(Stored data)
◇ ◇ ◇ ◇ ◇ ◇ ◇
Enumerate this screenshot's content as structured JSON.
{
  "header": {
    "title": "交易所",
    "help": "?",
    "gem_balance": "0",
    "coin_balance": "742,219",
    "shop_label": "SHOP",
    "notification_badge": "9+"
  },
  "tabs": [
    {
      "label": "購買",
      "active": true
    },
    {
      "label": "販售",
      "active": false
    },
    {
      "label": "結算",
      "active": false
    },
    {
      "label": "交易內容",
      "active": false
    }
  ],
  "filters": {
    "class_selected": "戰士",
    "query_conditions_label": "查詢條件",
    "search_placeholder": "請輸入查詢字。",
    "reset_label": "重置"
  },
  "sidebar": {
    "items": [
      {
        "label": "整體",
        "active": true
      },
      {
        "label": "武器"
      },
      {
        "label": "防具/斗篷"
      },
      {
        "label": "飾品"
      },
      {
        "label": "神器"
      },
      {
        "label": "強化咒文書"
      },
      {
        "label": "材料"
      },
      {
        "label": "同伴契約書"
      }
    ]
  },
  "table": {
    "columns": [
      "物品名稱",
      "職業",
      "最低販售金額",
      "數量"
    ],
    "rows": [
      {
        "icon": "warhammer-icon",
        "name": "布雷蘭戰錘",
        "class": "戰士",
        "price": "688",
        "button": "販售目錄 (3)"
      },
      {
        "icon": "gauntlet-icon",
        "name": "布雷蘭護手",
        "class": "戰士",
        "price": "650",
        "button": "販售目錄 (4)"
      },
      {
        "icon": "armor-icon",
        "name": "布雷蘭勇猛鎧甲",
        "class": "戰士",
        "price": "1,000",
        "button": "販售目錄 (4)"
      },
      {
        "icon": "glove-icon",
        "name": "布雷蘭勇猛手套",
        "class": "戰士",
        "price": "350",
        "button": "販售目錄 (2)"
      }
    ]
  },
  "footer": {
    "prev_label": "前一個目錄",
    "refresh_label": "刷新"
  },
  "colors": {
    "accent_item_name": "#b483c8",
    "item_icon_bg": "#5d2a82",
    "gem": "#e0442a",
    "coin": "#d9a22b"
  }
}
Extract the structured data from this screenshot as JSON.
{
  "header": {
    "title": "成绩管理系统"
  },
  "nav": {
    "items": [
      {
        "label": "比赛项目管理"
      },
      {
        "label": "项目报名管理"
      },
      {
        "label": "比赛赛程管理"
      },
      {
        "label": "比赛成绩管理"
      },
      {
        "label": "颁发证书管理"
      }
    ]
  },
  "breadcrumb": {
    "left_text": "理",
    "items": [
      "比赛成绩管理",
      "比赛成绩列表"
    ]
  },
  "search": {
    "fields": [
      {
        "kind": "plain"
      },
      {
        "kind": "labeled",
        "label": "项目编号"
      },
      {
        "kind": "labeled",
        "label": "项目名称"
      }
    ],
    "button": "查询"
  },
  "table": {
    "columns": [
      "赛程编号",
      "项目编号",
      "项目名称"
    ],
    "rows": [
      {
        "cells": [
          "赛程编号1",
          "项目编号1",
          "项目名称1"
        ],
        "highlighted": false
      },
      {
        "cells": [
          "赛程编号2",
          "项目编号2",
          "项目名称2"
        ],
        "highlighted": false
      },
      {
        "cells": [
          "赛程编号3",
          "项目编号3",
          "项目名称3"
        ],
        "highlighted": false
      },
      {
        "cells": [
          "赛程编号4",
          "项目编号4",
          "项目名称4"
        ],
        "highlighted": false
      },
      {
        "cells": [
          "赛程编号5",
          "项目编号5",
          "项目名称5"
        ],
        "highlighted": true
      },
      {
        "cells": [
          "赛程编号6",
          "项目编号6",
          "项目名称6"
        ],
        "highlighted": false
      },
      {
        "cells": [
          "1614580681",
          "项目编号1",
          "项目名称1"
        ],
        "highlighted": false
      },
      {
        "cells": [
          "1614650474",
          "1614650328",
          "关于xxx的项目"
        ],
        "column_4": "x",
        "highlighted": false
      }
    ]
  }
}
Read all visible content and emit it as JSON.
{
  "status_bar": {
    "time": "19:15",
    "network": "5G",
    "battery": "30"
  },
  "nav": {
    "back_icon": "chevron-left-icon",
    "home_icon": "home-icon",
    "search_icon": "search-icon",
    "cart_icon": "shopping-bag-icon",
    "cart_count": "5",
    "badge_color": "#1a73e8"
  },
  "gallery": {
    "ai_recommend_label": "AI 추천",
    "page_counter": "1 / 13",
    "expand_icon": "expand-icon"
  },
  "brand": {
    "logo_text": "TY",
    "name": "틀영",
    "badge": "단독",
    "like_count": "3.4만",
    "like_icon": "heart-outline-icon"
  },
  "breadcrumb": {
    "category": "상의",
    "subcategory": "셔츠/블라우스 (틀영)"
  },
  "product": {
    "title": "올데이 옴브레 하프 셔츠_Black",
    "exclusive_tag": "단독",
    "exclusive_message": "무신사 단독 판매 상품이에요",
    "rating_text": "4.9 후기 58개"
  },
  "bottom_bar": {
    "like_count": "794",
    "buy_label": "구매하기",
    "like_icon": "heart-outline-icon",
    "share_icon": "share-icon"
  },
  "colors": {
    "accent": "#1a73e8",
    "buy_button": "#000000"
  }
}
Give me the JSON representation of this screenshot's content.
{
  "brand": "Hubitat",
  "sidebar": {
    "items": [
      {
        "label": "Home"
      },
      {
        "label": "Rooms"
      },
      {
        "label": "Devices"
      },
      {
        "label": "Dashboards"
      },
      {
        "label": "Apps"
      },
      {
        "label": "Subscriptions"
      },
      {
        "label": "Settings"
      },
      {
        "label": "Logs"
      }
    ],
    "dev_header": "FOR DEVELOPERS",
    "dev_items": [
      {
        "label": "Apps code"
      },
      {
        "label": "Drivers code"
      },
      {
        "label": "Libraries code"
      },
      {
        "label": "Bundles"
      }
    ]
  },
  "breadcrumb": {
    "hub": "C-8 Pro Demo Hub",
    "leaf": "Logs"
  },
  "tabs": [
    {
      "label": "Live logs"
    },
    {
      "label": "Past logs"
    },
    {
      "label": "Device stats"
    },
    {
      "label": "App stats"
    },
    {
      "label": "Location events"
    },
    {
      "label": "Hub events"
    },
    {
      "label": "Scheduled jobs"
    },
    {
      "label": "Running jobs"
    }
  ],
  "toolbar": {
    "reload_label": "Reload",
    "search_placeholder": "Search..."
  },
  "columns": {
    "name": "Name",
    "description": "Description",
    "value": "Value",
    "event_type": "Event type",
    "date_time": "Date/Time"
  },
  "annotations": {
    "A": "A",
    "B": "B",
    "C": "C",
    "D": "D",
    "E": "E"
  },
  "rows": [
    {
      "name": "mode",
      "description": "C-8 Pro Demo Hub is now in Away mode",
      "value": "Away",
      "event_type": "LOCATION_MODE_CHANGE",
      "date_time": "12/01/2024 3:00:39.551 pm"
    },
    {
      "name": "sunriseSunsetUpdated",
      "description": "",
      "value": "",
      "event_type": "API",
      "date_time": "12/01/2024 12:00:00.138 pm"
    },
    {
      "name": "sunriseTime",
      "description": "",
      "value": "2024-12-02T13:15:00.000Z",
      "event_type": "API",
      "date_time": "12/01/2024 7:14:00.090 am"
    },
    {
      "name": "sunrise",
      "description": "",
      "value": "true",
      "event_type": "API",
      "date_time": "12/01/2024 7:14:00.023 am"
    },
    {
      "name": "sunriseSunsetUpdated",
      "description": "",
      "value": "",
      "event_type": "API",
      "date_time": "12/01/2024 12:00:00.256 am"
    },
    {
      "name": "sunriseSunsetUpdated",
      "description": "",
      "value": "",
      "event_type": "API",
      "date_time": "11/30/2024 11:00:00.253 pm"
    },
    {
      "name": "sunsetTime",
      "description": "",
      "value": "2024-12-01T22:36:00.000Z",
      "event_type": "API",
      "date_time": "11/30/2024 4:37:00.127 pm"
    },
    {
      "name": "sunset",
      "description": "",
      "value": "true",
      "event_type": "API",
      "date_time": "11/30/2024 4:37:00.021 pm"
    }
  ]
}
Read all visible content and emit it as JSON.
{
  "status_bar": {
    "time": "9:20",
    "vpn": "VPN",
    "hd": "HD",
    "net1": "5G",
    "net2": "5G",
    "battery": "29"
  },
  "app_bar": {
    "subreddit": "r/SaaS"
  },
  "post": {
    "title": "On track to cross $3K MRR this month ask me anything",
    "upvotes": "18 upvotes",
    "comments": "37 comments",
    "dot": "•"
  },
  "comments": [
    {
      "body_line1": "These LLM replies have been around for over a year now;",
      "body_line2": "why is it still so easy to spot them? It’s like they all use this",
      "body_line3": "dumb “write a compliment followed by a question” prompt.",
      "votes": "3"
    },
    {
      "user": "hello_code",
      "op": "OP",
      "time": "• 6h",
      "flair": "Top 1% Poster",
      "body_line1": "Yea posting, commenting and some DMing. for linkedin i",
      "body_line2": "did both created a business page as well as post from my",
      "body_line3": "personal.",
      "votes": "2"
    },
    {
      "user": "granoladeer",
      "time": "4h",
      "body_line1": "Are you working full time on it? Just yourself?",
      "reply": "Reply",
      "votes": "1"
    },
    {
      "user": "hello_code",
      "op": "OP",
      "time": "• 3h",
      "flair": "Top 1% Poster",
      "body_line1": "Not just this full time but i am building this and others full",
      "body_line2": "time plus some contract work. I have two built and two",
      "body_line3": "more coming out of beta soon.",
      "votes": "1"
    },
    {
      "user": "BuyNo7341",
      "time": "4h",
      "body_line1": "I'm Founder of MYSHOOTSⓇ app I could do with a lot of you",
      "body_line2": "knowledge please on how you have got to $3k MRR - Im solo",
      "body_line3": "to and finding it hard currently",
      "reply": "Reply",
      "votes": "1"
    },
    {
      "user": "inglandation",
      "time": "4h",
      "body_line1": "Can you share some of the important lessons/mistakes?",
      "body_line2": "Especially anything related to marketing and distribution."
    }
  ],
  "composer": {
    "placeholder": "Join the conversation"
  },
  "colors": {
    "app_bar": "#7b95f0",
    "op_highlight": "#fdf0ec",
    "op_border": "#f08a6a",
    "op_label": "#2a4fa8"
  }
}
◇ ◇ ◇ ◇ ◇ ◇ ◇
Show all lines from the records above where the word "full" occurs.

- Problem solution:
      "body_line1": "Are you working full time on it? Just yourself?",
      "body_line1": "Not just this full time but i am building this and others full",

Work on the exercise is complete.